WRITTEN TASK:
Go through the listing and copy every line word for word.
───── RECORDS SUPPLIED
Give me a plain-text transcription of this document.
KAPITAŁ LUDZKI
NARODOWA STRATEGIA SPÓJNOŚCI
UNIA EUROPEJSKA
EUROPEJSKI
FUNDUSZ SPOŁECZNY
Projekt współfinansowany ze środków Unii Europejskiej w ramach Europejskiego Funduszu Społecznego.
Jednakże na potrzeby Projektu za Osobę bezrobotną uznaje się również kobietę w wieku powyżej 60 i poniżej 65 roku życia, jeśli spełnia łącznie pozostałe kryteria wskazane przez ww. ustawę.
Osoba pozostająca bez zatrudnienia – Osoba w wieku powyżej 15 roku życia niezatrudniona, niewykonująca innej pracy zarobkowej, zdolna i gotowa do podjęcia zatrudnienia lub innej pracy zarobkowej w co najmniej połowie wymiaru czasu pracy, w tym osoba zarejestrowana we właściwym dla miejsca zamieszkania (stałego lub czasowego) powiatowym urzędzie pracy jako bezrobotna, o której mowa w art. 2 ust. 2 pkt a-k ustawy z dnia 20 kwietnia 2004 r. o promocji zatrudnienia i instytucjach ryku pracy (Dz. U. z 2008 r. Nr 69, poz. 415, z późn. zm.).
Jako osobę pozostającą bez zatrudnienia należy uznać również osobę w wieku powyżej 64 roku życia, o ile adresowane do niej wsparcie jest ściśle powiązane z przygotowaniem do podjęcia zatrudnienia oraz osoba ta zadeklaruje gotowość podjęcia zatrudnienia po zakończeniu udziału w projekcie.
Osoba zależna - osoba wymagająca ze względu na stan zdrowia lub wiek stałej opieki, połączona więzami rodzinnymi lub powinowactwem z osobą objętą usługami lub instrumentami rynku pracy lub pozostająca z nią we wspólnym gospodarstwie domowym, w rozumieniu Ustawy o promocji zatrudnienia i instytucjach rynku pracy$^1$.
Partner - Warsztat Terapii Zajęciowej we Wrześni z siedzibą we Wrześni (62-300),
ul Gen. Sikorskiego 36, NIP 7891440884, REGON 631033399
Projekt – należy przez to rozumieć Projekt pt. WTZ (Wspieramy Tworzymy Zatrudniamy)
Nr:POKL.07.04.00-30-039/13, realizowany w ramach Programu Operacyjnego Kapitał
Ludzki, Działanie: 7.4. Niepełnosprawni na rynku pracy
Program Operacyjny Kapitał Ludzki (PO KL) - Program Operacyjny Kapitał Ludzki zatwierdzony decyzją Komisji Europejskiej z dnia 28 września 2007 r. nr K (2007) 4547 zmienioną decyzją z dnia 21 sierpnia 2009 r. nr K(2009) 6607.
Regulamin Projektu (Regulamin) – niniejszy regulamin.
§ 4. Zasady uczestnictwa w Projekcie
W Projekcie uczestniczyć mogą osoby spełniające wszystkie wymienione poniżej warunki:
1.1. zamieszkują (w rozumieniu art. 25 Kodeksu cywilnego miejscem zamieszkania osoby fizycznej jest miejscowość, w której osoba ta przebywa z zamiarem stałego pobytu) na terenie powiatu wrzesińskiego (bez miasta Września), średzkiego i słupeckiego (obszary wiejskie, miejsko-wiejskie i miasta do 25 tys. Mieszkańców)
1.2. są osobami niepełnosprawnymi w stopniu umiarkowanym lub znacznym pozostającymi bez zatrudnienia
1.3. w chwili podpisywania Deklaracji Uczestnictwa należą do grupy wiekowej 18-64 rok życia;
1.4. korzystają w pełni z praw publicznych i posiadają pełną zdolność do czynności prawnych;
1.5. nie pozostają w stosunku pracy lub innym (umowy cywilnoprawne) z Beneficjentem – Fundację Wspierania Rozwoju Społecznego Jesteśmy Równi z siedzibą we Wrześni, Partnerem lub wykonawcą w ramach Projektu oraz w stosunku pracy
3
──────────
WRITTEN SOLUTION:
Give me a plain-text transcription of this document.
KAPITAŁ LUDZKI
NARODOWA STRATEGIA SPÓJNOŚCI
UNIA EUROPEJSKA
EUROPEJSKI
FUNDUSZ SPOŁECZNY
Projekt współfinansowany ze środków Unii Europejskiej w ramach Europejskiego Funduszu Społecznego.
Jednakże na potrzeby Projektu za Osobę bezrobotną uznaje się również kobietę w wieku powyżej 60 i poniżej 65 roku życia, jeśli spełnia łącznie pozostałe kryteria wskazane przez ww. ustawę.
Osoba pozostająca bez zatrudnienia – Osoba w wieku powyżej 15 roku życia niezatrudniona, niewykonująca innej pracy zarobkowej, zdolna i gotowa do podjęcia zatrudnienia lub innej pracy zarobkowej w co najmniej połowie wymiaru czasu pracy, w tym osoba zarejestrowana we właściwym dla miejsca zamieszkania (stałego lub czasowego) powiatowym urzędzie pracy jako bezrobotna, o której mowa w art. 2 ust. 2 pkt a-k ustawy z dnia 20 kwietnia 2004 r. o promocji zatrudnienia i instytucjach ryku pracy (Dz. U. z 2008 r. Nr 69, poz. 415, z późn. zm.).
Jako osobę pozostającą bez zatrudnienia należy uznać również osobę w wieku powyżej 64 roku życia, o ile adresowane do niej wsparcie jest ściśle powiązane z przygotowaniem do podjęcia zatrudnienia oraz osoba ta zadeklaruje gotowość podjęcia zatrudnienia po zakończeniu udziału w projekcie.
Osoba zależna - osoba wymagająca ze względu na stan zdrowia lub wiek stałej opieki, połączona więzami rodzinnymi lub powinowactwem z osobą objętą usługami lub instrumentami rynku pracy lub pozostająca z nią we wspólnym gospodarstwie domowym, w rozumieniu Ustawy o promocji zatrudnienia i instytucjach rynku pracy$^1$.
Partner - Warsztat Terapii Zajęciowej we Wrześni z siedzibą we Wrześni (62-300),
ul Gen. Sikorskiego 36, NIP 7891440884, REGON 631033399
Projekt – należy przez to rozumieć Projekt pt. WTZ (Wspieramy Tworzymy Zatrudniamy)
Nr:POKL.07.04.00-30-039/13, realizowany w ramach Programu Operacyjnego Kapitał
Ludzki, Działanie: 7.4. Niepełnosprawni na rynku pracy
Program Operacyjny Kapitał Ludzki (PO KL) - Program Operacyjny Kapitał Ludzki zatwierdzony decyzją Komisji Europejskiej z dnia 28 września 2007 r. nr K (2007) 4547 zmienioną decyzją z dnia 21 sierpnia 2009 r. nr K(2009) 6607.
Regulamin Projektu (Regulamin) – niniejszy regulamin.
§ 4. Zasady uczestnictwa w Projekcie
W Projekcie uczestniczyć mogą osoby spełniające wszystkie wymienione poniżej warunki:
1.1. zamieszkują (w rozumieniu art. 25 Kodeksu cywilnego miejscem zamieszkania osoby fizycznej jest miejscowość, w której osoba ta przebywa z zamiarem stałego pobytu) na terenie powiatu wrzesińskiego (bez miasta Września), średzkiego i słupeckiego (obszary wiejskie, miejsko-wiejskie i miasta do 25 tys. Mieszkańców)
1.2. są osobami niepełnosprawnymi w stopniu umiarkowanym lub znacznym pozostającymi bez zatrudnienia
1.3. w chwili podpisywania Deklaracji Uczestnictwa należą do grupy wiekowej 18-64 rok życia;
1.4. korzystają w pełni z praw publicznych i posiadają pełną zdolność do czynności prawnych;
1.5. nie pozostają w stosunku pracy lub innym (umowy cywilnoprawne) z Beneficjentem – Fundację Wspierania Rozwoju Społecznego Jesteśmy Równi z siedzibą we Wrześni, Partnerem lub wykonawcą w ramach Projektu oraz w stosunku pracy
3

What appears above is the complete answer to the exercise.